_What the task requires_
Return every line below in which "ContentView" appears.
** BEGIN Information shown **
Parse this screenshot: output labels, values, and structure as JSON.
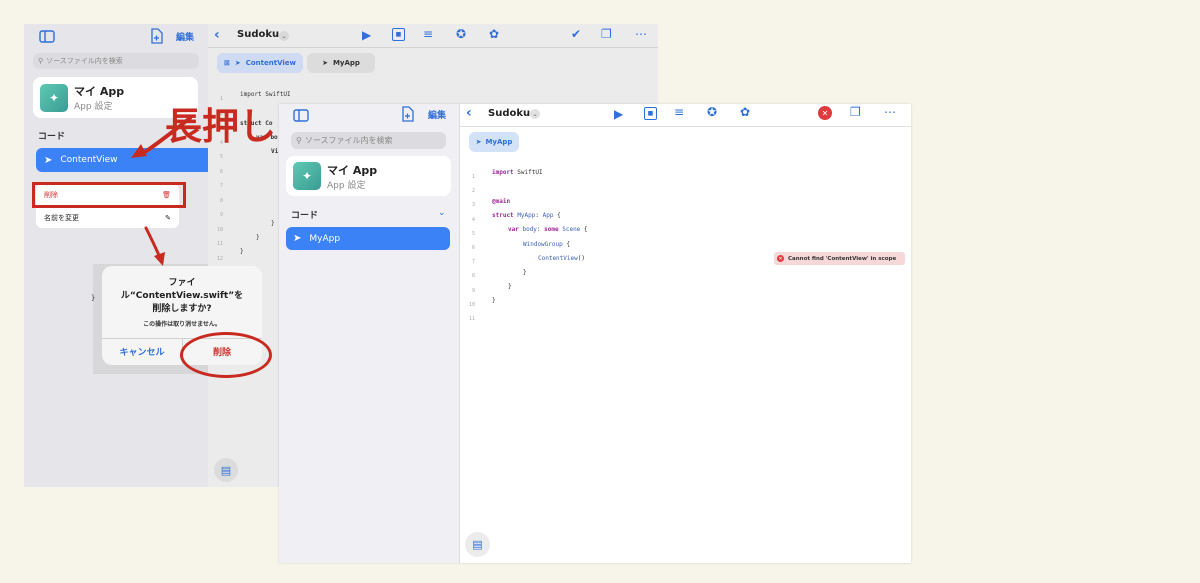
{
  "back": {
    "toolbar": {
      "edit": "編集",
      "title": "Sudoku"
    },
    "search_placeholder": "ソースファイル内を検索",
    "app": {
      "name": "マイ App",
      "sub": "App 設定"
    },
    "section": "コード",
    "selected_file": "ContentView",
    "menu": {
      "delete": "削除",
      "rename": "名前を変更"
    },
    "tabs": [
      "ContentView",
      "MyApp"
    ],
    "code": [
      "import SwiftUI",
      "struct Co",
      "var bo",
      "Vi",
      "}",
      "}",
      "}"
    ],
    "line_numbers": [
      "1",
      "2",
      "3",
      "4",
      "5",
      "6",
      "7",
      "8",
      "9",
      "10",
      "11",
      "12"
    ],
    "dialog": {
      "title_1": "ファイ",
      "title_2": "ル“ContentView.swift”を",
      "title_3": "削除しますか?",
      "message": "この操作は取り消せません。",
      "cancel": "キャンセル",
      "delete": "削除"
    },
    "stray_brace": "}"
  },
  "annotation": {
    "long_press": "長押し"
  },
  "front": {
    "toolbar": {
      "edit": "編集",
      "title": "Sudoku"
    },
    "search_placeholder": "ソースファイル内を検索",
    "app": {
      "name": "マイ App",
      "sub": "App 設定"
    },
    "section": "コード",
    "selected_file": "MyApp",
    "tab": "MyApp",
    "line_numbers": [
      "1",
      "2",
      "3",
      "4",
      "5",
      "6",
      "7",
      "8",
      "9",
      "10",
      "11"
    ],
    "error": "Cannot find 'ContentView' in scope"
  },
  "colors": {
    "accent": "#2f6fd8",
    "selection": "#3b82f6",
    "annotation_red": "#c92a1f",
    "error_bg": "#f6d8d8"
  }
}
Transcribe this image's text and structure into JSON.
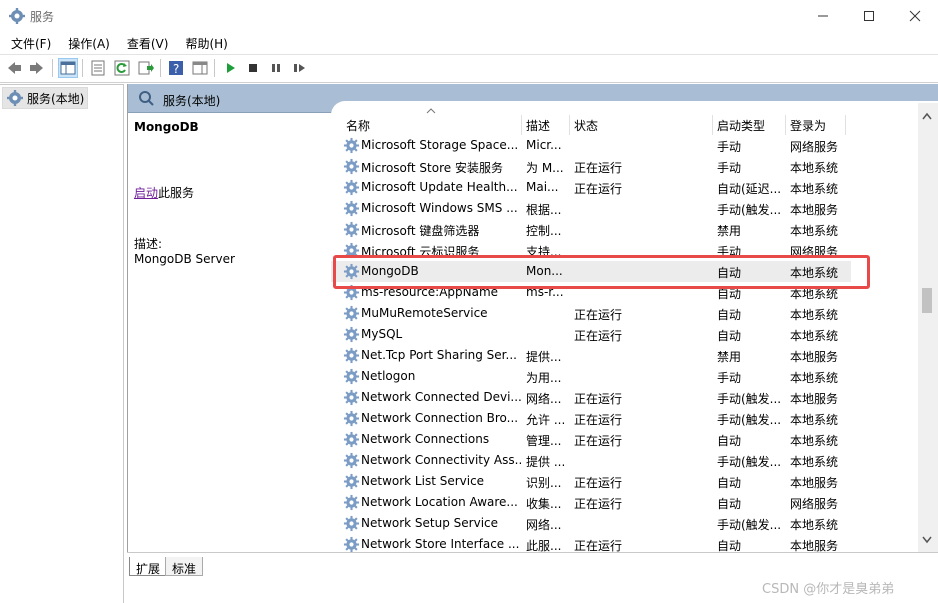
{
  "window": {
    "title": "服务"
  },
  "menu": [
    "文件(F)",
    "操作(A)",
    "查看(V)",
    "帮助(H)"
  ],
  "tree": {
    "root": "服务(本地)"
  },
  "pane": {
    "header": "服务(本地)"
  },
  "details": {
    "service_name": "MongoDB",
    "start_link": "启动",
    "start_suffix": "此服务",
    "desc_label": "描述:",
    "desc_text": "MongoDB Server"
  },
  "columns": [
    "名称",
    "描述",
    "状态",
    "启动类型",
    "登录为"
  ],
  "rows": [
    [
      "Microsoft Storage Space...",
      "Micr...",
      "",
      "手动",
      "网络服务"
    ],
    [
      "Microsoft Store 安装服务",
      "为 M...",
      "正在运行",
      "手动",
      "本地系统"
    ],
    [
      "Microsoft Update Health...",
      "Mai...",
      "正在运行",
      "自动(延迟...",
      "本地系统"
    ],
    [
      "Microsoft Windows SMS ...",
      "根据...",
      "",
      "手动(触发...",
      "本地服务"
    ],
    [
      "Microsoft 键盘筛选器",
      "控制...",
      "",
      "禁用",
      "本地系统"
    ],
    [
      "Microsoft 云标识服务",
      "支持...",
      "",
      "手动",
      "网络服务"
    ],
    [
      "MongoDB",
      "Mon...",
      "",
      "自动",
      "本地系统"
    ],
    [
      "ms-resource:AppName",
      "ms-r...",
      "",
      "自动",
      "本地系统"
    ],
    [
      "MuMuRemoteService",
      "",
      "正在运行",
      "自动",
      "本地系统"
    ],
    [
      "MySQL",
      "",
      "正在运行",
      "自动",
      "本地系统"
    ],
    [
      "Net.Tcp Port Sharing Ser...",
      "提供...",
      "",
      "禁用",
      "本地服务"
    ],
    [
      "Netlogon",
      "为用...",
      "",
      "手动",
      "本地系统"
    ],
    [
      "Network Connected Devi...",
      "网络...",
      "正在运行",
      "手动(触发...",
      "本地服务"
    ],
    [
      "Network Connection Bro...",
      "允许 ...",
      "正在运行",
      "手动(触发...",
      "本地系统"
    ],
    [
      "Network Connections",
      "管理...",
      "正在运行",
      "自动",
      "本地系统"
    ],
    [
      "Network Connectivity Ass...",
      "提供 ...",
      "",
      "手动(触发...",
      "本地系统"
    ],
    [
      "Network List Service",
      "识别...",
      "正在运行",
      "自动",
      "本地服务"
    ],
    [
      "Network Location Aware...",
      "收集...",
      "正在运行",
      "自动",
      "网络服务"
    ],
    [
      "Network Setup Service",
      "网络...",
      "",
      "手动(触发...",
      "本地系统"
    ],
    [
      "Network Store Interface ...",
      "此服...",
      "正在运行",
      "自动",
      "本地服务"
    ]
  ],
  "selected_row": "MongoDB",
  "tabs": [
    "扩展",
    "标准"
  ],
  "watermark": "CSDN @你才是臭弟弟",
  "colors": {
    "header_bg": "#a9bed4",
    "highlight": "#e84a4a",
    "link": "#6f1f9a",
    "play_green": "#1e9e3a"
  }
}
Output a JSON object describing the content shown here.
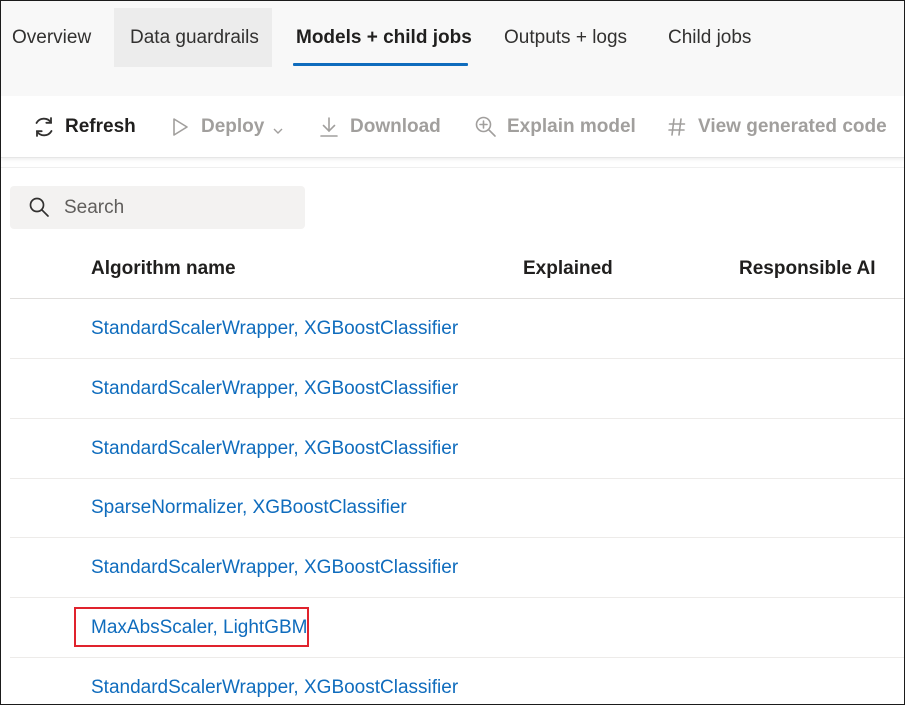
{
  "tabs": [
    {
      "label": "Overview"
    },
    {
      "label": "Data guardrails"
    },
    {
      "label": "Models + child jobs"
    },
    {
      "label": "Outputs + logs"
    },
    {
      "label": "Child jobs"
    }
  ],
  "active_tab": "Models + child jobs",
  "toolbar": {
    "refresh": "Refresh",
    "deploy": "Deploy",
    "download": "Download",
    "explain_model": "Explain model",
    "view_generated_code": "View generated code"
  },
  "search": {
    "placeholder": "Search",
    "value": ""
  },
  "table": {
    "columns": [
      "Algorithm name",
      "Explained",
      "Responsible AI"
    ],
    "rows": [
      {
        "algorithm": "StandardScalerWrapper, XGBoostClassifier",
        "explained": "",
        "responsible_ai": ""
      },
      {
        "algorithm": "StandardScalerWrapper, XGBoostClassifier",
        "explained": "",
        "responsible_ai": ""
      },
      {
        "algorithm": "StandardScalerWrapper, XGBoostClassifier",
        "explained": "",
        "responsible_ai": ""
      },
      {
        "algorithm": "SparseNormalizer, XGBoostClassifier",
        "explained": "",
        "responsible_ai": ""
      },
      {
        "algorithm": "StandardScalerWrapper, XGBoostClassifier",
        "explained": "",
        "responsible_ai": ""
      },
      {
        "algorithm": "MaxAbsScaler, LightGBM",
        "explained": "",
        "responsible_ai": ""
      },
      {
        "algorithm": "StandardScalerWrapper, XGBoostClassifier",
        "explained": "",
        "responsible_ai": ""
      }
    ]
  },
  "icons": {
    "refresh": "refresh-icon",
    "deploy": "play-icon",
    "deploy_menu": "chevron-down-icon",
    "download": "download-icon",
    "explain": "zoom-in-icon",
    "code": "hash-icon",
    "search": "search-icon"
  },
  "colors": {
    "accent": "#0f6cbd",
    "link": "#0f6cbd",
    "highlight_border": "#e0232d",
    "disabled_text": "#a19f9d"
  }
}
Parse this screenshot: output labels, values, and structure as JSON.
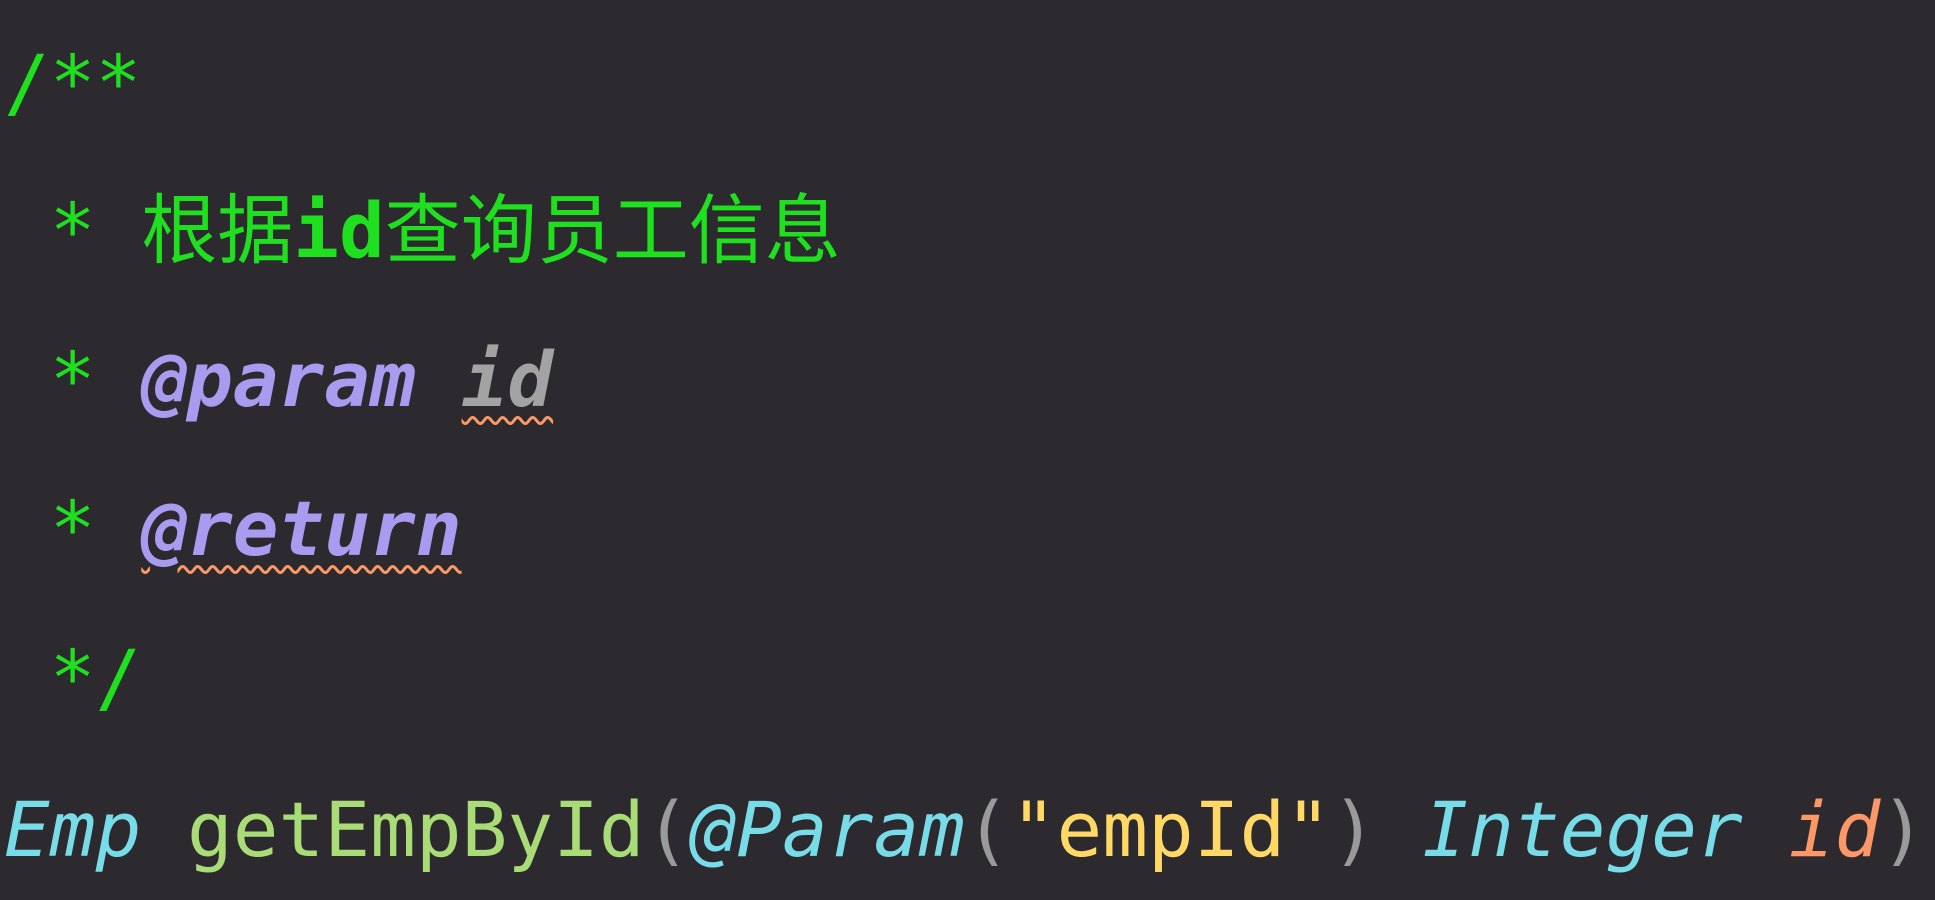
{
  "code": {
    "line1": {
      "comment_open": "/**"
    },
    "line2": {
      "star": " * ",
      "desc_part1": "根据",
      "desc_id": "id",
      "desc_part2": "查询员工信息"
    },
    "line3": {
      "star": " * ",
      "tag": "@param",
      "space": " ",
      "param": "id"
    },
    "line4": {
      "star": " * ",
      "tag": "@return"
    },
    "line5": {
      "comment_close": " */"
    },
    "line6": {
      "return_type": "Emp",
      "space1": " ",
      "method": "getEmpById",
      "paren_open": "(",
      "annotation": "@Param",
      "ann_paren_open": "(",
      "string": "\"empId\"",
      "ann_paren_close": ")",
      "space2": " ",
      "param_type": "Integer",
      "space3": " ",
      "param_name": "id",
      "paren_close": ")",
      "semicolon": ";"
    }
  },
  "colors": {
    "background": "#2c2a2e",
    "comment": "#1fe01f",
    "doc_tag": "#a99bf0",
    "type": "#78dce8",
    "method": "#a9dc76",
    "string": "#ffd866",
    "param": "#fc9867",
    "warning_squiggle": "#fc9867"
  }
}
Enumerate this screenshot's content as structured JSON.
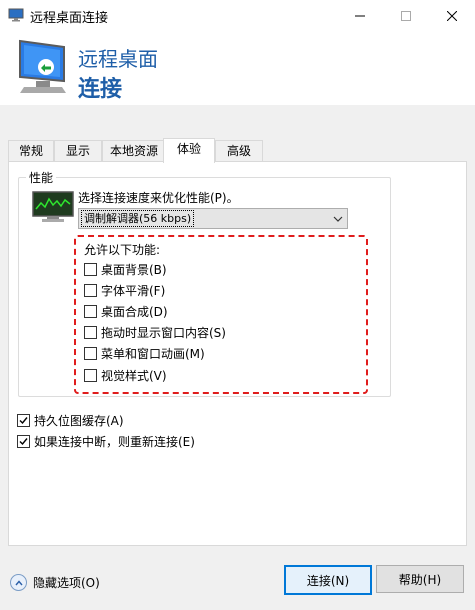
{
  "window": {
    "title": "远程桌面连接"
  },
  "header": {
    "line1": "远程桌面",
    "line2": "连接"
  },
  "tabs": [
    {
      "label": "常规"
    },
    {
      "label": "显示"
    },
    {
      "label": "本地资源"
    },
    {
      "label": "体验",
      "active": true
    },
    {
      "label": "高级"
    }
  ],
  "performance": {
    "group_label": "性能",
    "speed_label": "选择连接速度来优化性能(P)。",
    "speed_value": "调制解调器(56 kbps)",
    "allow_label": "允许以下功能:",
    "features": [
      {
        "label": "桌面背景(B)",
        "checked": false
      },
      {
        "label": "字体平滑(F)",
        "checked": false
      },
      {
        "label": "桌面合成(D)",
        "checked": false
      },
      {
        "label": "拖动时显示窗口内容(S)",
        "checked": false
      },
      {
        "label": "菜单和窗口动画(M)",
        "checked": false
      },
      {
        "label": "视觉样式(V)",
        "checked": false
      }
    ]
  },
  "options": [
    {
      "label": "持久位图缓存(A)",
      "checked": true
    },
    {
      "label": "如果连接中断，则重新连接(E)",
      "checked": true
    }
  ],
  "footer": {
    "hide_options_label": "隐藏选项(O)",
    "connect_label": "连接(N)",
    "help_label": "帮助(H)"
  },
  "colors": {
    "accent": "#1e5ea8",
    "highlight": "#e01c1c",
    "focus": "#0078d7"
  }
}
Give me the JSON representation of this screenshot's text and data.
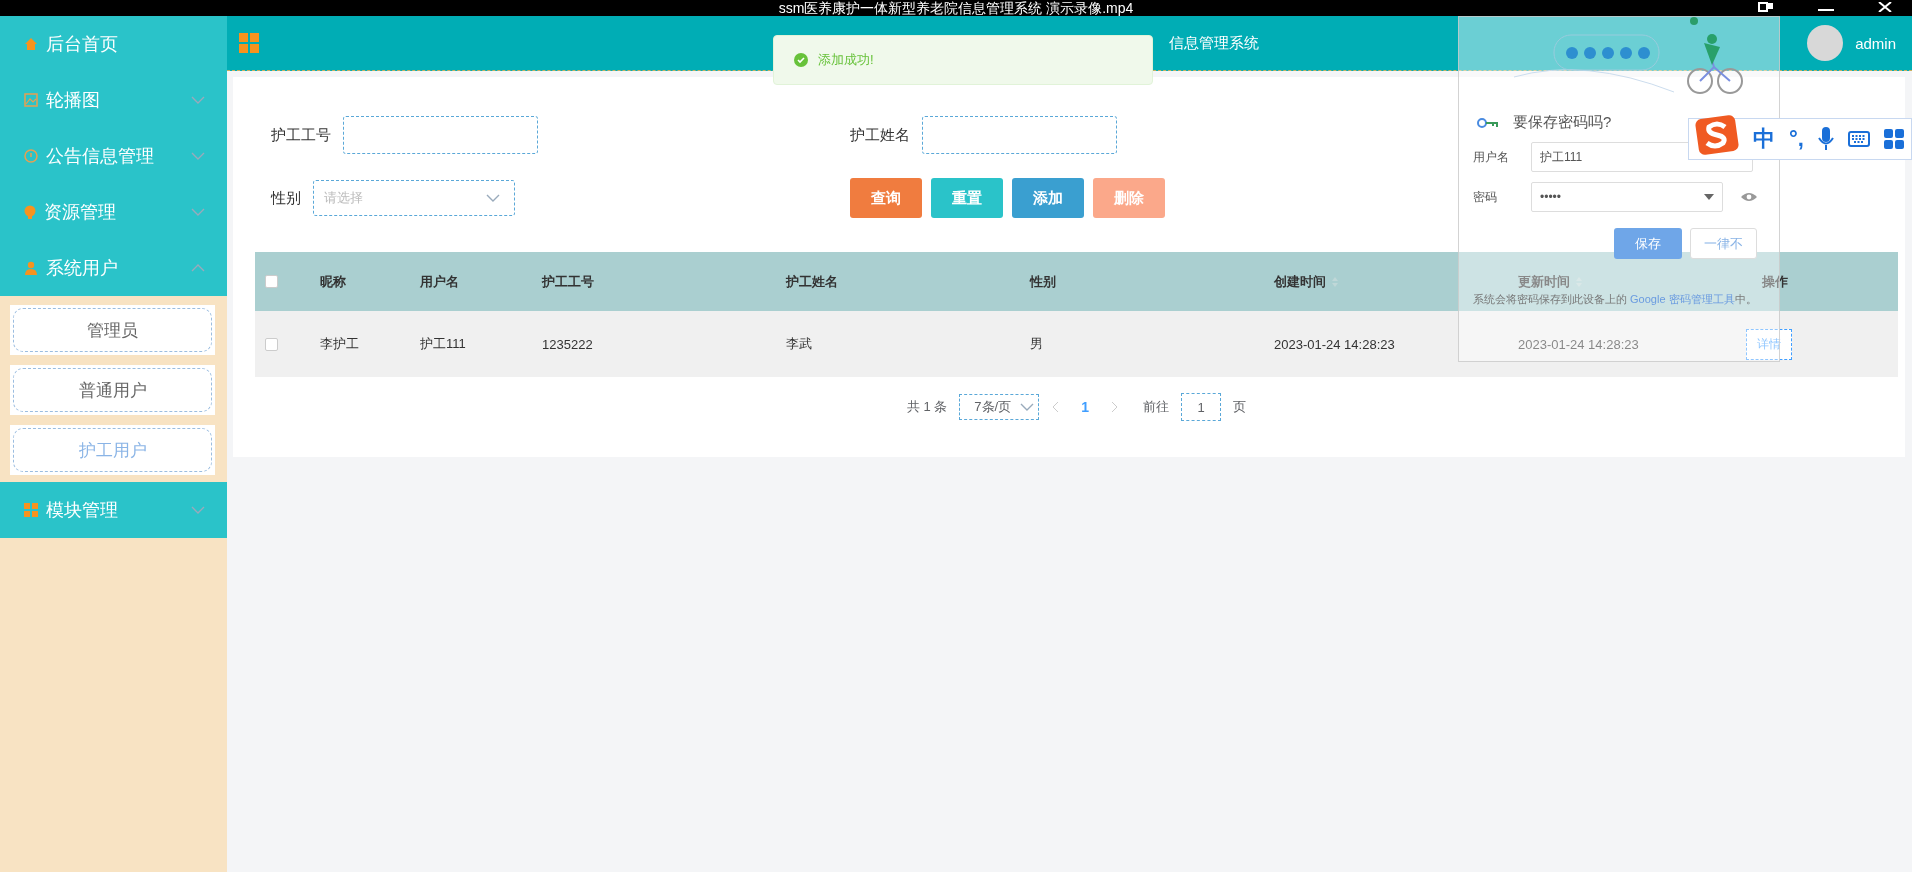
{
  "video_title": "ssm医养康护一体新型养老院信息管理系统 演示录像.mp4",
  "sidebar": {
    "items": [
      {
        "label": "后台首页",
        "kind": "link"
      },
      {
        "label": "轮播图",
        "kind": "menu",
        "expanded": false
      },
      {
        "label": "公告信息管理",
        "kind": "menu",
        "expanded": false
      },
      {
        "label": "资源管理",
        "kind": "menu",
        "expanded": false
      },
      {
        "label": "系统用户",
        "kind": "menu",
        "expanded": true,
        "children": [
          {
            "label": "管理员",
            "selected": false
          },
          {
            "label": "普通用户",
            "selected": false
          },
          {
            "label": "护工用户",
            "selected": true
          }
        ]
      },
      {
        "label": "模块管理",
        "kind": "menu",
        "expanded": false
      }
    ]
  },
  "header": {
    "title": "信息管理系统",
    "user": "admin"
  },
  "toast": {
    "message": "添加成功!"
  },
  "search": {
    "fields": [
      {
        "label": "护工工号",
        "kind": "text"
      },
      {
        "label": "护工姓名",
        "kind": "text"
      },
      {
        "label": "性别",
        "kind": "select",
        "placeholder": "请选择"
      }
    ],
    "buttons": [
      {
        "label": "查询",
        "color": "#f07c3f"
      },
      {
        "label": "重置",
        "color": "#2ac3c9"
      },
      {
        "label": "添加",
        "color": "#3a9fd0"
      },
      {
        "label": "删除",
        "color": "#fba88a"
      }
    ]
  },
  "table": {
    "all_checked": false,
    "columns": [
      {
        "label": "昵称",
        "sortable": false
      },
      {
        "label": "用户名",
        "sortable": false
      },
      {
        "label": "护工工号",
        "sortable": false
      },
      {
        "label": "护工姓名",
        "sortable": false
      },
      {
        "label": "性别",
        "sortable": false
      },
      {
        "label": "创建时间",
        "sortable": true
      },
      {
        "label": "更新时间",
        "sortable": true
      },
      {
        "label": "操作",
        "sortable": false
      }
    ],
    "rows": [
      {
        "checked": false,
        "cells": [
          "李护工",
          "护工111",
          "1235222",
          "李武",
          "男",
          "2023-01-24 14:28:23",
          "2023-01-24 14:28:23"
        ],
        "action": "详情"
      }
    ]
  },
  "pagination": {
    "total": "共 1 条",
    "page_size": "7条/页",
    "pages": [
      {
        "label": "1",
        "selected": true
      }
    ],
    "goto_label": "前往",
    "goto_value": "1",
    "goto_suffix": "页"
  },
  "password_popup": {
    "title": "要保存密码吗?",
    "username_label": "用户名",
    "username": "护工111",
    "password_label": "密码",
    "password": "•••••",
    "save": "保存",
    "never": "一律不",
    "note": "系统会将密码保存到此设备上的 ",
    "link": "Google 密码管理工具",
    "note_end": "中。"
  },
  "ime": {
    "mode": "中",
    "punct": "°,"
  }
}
** END Information shown **
_Reply_
    "selected_file": "ContentView",
      "ContentView",
      "title_2": "ル“ContentView.swift”を",
    "error": "Cannot find 'ContentView' in scope"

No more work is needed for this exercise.